Work to be completed:
Transcribe all the records exactly and omit any images they hold.

Exercise data:

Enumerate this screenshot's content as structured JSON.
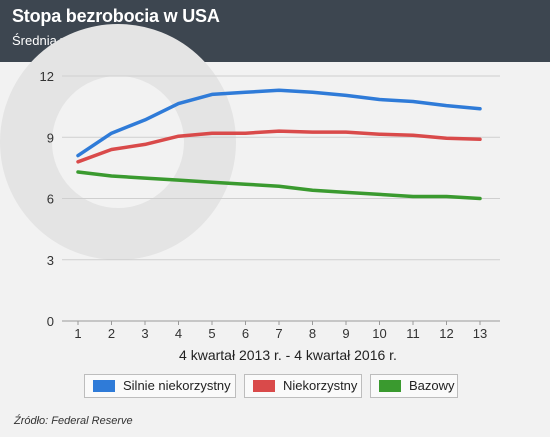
{
  "header": {
    "title": "Stopa bezrobocia w USA",
    "subtitle": "Średnia w kwartale, w proc."
  },
  "chart_data": {
    "type": "line",
    "title": "Stopa bezrobocia w USA",
    "subtitle": "Średnia w kwartale, w proc.",
    "xlabel": "4 kwartał 2013 r. - 4 kwartał 2016 r.",
    "ylabel": "",
    "x": [
      1,
      2,
      3,
      4,
      5,
      6,
      7,
      8,
      9,
      10,
      11,
      12,
      13
    ],
    "yticks": [
      0,
      3,
      6,
      9,
      12
    ],
    "ylim": [
      0,
      13
    ],
    "grid": true,
    "legend_position": "bottom",
    "series": [
      {
        "name": "Silnie niekorzystny",
        "color": "#2f7bd8",
        "values": [
          8.1,
          9.2,
          9.85,
          10.65,
          11.1,
          11.2,
          11.3,
          11.2,
          11.05,
          10.85,
          10.75,
          10.55,
          10.4
        ]
      },
      {
        "name": "Niekorzystny",
        "color": "#d94a4a",
        "values": [
          7.8,
          8.4,
          8.65,
          9.05,
          9.2,
          9.2,
          9.3,
          9.25,
          9.25,
          9.15,
          9.1,
          8.95,
          8.9
        ]
      },
      {
        "name": "Bazowy",
        "color": "#3a9a2f",
        "values": [
          7.3,
          7.1,
          7.0,
          6.9,
          6.8,
          6.7,
          6.6,
          6.4,
          6.3,
          6.2,
          6.1,
          6.1,
          6.0
        ]
      }
    ]
  },
  "source": "Źródło: Federal Reserve"
}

Response to this exercise:
Enumerate this screenshot's content as structured JSON.
{
  "header": {
    "title": "Stopa bezrobocia w USA",
    "subtitle": "Średnia w kwartale, w proc."
  },
  "chart_data": {
    "type": "line",
    "title": "Stopa bezrobocia w USA",
    "subtitle": "Średnia w kwartale, w proc.",
    "xlabel": "4 kwartał 2013 r. - 4 kwartał 2016 r.",
    "ylabel": "",
    "x": [
      1,
      2,
      3,
      4,
      5,
      6,
      7,
      8,
      9,
      10,
      11,
      12,
      13
    ],
    "yticks": [
      0,
      3,
      6,
      9,
      12
    ],
    "ylim": [
      0,
      13
    ],
    "grid": true,
    "legend_position": "bottom",
    "series": [
      {
        "name": "Silnie niekorzystny",
        "color": "#2f7bd8",
        "values": [
          8.1,
          9.2,
          9.85,
          10.65,
          11.1,
          11.2,
          11.3,
          11.2,
          11.05,
          10.85,
          10.75,
          10.55,
          10.4
        ]
      },
      {
        "name": "Niekorzystny",
        "color": "#d94a4a",
        "values": [
          7.8,
          8.4,
          8.65,
          9.05,
          9.2,
          9.2,
          9.3,
          9.25,
          9.25,
          9.15,
          9.1,
          8.95,
          8.9
        ]
      },
      {
        "name": "Bazowy",
        "color": "#3a9a2f",
        "values": [
          7.3,
          7.1,
          7.0,
          6.9,
          6.8,
          6.7,
          6.6,
          6.4,
          6.3,
          6.2,
          6.1,
          6.1,
          6.0
        ]
      }
    ]
  },
  "source": "Źródło: Federal Reserve"
}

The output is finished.